Dataset records ▸
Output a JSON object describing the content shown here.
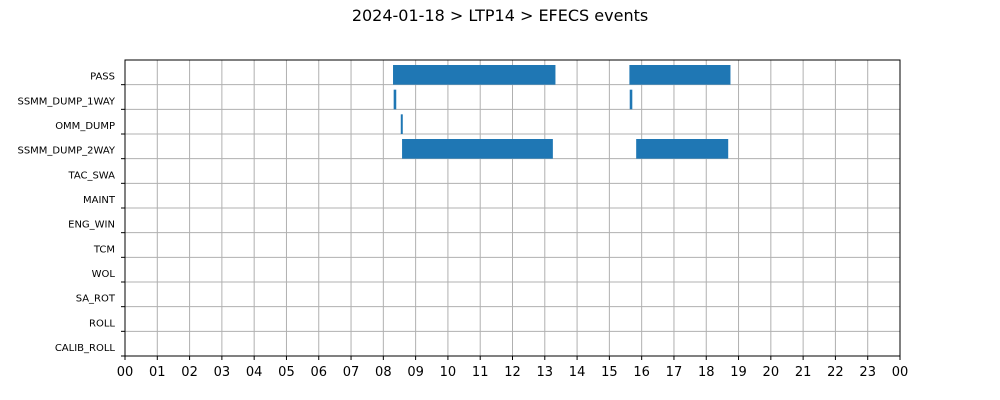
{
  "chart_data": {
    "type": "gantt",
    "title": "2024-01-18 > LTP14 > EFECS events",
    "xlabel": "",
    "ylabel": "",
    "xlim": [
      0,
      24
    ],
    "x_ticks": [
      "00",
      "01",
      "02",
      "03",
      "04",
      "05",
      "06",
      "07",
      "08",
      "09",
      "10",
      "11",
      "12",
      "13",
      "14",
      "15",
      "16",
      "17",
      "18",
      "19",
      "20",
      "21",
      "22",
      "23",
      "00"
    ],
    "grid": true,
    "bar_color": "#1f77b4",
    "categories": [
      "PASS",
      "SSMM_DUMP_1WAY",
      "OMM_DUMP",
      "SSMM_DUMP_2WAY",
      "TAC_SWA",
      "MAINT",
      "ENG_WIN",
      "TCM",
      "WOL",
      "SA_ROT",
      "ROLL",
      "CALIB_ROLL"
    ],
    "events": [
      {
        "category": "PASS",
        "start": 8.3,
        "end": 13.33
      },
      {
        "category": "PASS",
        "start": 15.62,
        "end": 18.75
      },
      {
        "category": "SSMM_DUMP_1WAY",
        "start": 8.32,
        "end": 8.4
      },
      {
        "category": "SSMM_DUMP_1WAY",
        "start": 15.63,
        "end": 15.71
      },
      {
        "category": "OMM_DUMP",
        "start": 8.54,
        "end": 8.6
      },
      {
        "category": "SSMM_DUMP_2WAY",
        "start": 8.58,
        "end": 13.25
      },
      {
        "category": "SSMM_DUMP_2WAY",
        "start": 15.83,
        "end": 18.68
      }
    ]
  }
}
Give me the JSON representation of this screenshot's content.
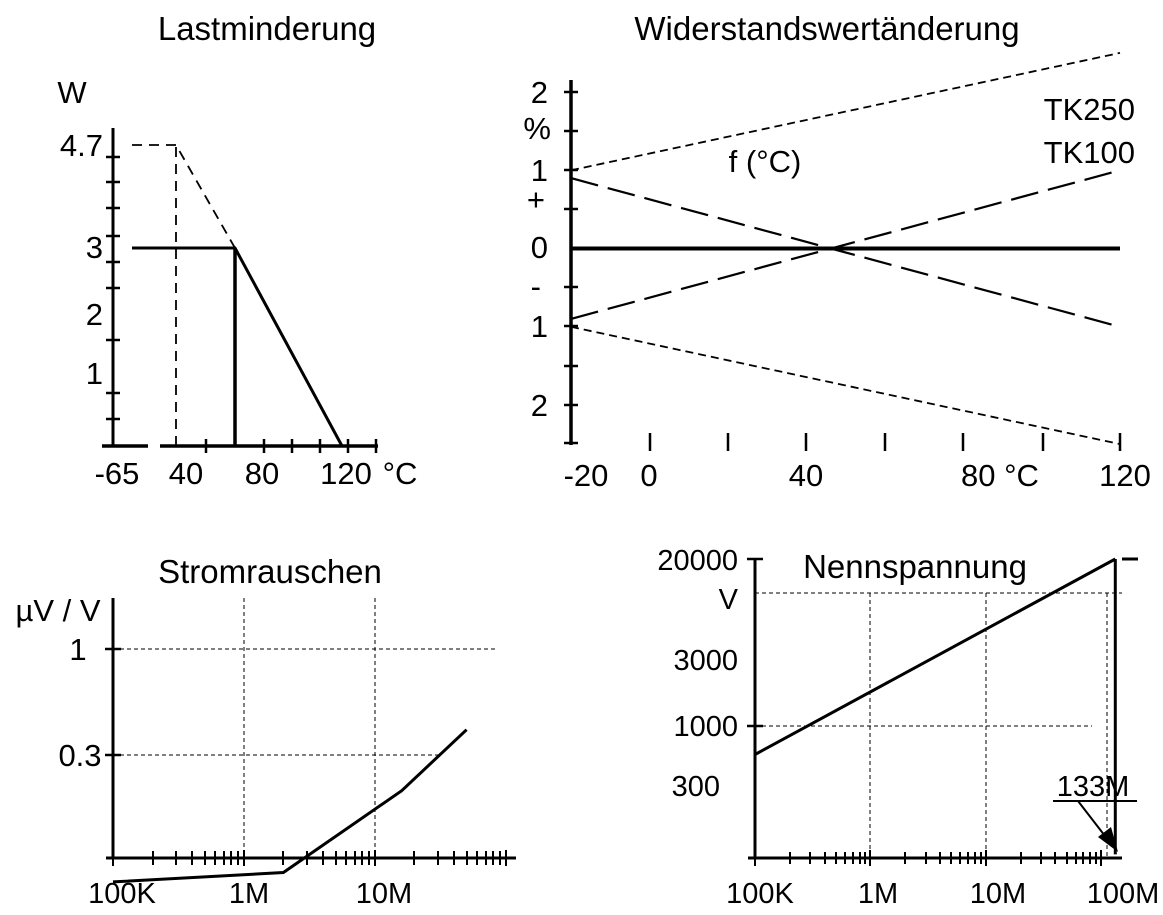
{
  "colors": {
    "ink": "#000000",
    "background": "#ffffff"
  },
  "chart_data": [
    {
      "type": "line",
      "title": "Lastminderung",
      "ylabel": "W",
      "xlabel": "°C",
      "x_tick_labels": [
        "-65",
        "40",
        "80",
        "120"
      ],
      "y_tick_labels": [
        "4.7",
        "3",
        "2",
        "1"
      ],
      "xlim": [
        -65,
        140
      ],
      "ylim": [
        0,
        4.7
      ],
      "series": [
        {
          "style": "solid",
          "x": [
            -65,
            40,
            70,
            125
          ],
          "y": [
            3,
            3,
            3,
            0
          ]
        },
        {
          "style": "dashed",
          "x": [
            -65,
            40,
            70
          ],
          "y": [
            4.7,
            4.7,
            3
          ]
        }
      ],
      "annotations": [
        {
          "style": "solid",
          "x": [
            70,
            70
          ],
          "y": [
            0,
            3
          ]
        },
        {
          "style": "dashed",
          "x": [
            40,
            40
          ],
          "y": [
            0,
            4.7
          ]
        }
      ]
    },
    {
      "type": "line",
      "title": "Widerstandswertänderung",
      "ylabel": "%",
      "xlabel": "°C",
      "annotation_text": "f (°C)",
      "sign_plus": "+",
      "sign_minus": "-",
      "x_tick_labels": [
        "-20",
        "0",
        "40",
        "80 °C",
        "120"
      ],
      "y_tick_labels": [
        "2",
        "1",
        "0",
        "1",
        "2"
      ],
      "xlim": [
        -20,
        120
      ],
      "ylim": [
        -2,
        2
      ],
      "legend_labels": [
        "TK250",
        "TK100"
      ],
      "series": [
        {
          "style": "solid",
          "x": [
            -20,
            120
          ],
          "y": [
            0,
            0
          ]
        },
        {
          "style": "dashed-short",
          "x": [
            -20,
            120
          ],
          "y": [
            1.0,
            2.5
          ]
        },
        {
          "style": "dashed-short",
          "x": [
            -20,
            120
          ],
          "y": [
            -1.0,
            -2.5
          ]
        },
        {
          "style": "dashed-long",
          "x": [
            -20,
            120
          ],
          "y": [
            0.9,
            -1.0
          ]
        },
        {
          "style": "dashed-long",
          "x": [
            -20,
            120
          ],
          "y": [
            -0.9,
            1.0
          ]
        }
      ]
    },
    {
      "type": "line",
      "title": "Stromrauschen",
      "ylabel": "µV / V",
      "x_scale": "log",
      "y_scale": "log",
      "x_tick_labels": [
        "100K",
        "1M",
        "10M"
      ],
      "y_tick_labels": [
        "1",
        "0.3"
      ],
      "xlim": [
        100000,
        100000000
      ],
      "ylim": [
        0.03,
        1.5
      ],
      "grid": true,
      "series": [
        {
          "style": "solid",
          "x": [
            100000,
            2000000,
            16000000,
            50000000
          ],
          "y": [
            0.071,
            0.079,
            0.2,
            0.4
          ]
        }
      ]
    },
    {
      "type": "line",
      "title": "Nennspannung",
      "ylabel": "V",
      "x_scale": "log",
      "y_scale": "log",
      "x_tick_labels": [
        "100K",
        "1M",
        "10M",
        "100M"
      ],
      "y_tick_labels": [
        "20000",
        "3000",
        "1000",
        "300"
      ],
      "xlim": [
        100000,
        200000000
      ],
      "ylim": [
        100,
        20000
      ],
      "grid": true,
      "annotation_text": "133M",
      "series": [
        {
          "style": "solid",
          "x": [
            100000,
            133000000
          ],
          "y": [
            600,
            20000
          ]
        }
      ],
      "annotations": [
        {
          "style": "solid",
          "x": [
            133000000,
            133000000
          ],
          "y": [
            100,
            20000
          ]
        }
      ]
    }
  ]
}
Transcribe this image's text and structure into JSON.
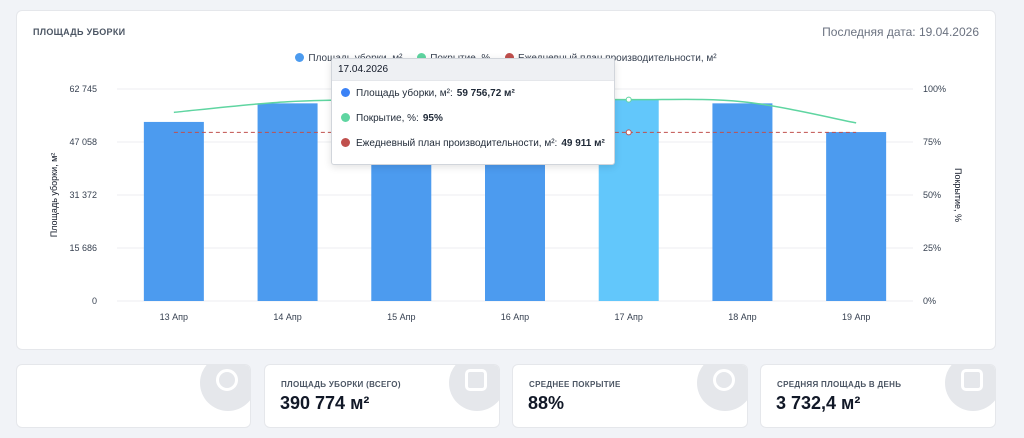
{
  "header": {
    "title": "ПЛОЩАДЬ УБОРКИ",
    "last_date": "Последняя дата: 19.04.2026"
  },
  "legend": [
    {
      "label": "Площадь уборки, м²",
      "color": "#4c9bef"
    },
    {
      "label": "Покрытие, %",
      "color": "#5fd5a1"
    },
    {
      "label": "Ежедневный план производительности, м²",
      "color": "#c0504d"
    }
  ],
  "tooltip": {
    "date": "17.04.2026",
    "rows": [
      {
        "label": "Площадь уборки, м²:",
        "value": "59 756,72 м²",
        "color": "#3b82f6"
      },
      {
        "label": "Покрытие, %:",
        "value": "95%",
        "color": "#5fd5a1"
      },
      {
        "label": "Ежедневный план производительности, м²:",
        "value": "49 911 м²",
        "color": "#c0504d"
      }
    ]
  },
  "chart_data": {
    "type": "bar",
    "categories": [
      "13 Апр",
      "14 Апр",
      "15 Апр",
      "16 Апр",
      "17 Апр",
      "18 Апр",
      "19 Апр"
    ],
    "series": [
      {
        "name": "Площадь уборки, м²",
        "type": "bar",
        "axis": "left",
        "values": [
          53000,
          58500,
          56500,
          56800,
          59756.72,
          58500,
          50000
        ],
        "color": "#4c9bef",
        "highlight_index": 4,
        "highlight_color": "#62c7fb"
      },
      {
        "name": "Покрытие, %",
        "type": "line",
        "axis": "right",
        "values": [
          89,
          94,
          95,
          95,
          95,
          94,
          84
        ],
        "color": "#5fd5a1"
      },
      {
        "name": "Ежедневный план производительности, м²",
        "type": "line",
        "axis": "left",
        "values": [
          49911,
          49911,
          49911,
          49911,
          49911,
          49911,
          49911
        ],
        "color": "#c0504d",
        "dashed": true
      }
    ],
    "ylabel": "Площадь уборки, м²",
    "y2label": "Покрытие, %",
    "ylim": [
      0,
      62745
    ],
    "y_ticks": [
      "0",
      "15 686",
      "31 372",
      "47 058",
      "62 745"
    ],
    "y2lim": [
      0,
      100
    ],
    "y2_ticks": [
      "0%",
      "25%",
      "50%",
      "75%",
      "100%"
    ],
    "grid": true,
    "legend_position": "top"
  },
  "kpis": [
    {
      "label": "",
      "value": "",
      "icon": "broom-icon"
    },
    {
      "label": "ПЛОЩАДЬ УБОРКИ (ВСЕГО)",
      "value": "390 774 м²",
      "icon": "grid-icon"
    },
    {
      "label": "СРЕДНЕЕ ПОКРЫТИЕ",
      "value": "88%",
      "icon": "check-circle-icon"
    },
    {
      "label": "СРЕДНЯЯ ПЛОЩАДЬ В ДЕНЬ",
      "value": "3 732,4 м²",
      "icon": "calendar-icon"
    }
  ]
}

Written request ▸ Each line that contains the string "план" counts once; say how many there are and nothing else.

Correct output ▸ 3